**Task description**
Give the number of lines in the data that hold the string "name". Nothing else is needed.

**Material provided**

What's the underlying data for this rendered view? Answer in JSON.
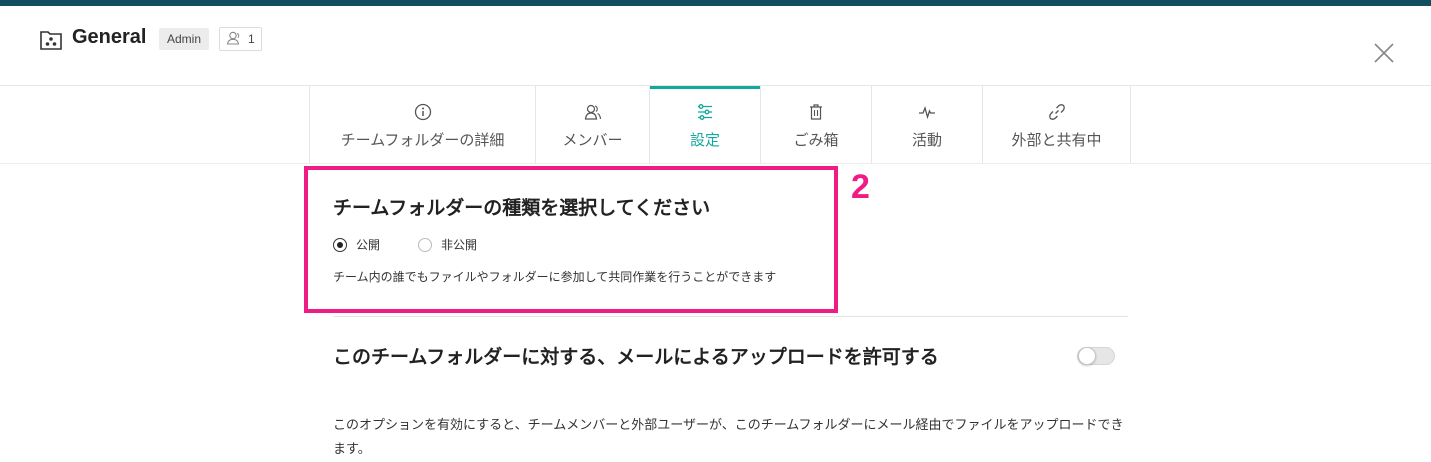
{
  "colors": {
    "topbar": "#0f4f5f",
    "accent": "#13a89e",
    "highlight": "#ee1c84"
  },
  "header": {
    "folder_icon": "team-folder-icon",
    "title": "General",
    "role_badge": "Admin",
    "member_icon": "person-icon",
    "member_count": "1",
    "close_icon": "close-icon"
  },
  "tabs": [
    {
      "label": "チームフォルダーの詳細",
      "icon": "info-icon",
      "active": false
    },
    {
      "label": "メンバー",
      "icon": "members-icon",
      "active": false
    },
    {
      "label": "設定",
      "icon": "settings-sliders-icon",
      "active": true
    },
    {
      "label": "ごみ箱",
      "icon": "trash-icon",
      "active": false
    },
    {
      "label": "活動",
      "icon": "activity-pulse-icon",
      "active": false
    },
    {
      "label": "外部と共有中",
      "icon": "link-icon",
      "active": false
    }
  ],
  "annotation": {
    "step_number": "2"
  },
  "folder_type": {
    "title": "チームフォルダーの種類を選択してください",
    "options": [
      {
        "label": "公開",
        "checked": true
      },
      {
        "label": "非公開",
        "checked": false
      }
    ],
    "description": "チーム内の誰でもファイルやフォルダーに参加して共同作業を行うことができます"
  },
  "email_upload": {
    "title": "このチームフォルダーに対する、メールによるアップロードを許可する",
    "enabled": false,
    "description": "このオプションを有効にすると、チームメンバーと外部ユーザーが、このチームフォルダーにメール経由でファイルをアップロードできます。"
  }
}
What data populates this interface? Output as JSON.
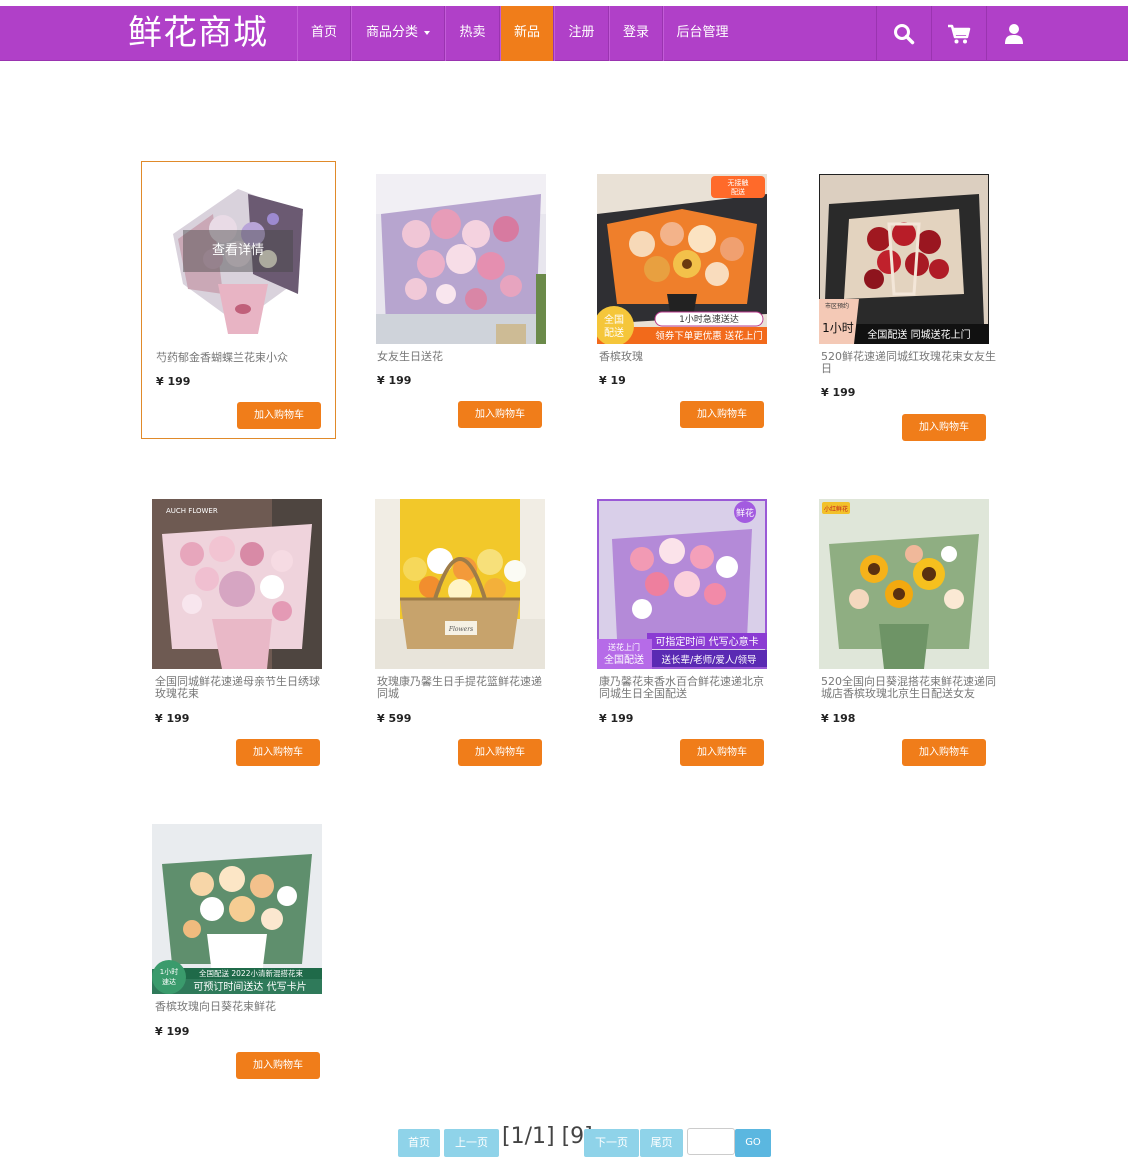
{
  "brand": "鲜花商城",
  "nav": {
    "home": "首页",
    "category": "商品分类",
    "hot": "热卖",
    "new": "新品",
    "register": "注册",
    "login": "登录",
    "admin": "后台管理"
  },
  "nav_icons": [
    "search-icon",
    "cart-icon",
    "user-icon"
  ],
  "colors": {
    "navbar": "#b040c8",
    "active": "#f07d1a",
    "button": "#f07d1a",
    "pager": "#8fd3e9",
    "go": "#5bb7e0"
  },
  "overlay_label": "查看详情",
  "add_to_cart": "加入购物车",
  "products": [
    {
      "name": "芍药郁金香蝴蝶兰花束小众",
      "price": "¥ 199"
    },
    {
      "name": "女友生日送花",
      "price": "¥ 199"
    },
    {
      "name": "香槟玫瑰",
      "price": "¥ 19"
    },
    {
      "name": "520鲜花速递同城红玫瑰花束女友生日",
      "price": "¥ 199"
    },
    {
      "name": "全国同城鲜花速递母亲节生日绣球玫瑰花束",
      "price": "¥ 199"
    },
    {
      "name": "玫瑰康乃馨生日手提花篮鲜花速递同城",
      "price": "¥ 599"
    },
    {
      "name": "康乃馨花束香水百合鲜花速递北京同城生日全国配送",
      "price": "¥ 199"
    },
    {
      "name": "520全国向日葵混搭花束鲜花速递同城店香槟玫瑰北京生日配送女友",
      "price": "¥ 198"
    },
    {
      "name": "香槟玫瑰向日葵花束鲜花",
      "price": "¥ 199"
    }
  ],
  "image_text": {
    "p3_badge": "无接触\n配送",
    "p3_banner1": "1小时急速送达",
    "p3_corner": "全国\n配送",
    "p3_banner2": "领券下单更优惠 送花上门",
    "p4_corner": "1小时",
    "p4_corner_small": "市区预约",
    "p4_banner": "全国配送 同城送花上门",
    "p5_logo": "AUCH FLOWER",
    "p6_tag": "Flowers",
    "p7_badge": "鲜花",
    "p7_banner1": "可指定时间 代写心意卡",
    "p7_corner": "送花上门\n全国配送",
    "p7_banner2": "送长辈/老师/爱人/领导",
    "p8_logo": "小红鲜花",
    "p9_corner": "1小时\n速达",
    "p9_banner1": "全国配送 2022小清新混搭花束",
    "p9_banner2": "可预订时间送达 代写卡片"
  },
  "pager": {
    "first": "首页",
    "prev": "上一页",
    "info": "[1/1] [9]",
    "next": "下一页",
    "last": "尾页",
    "go": "GO",
    "input_value": ""
  }
}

**Task solution**
9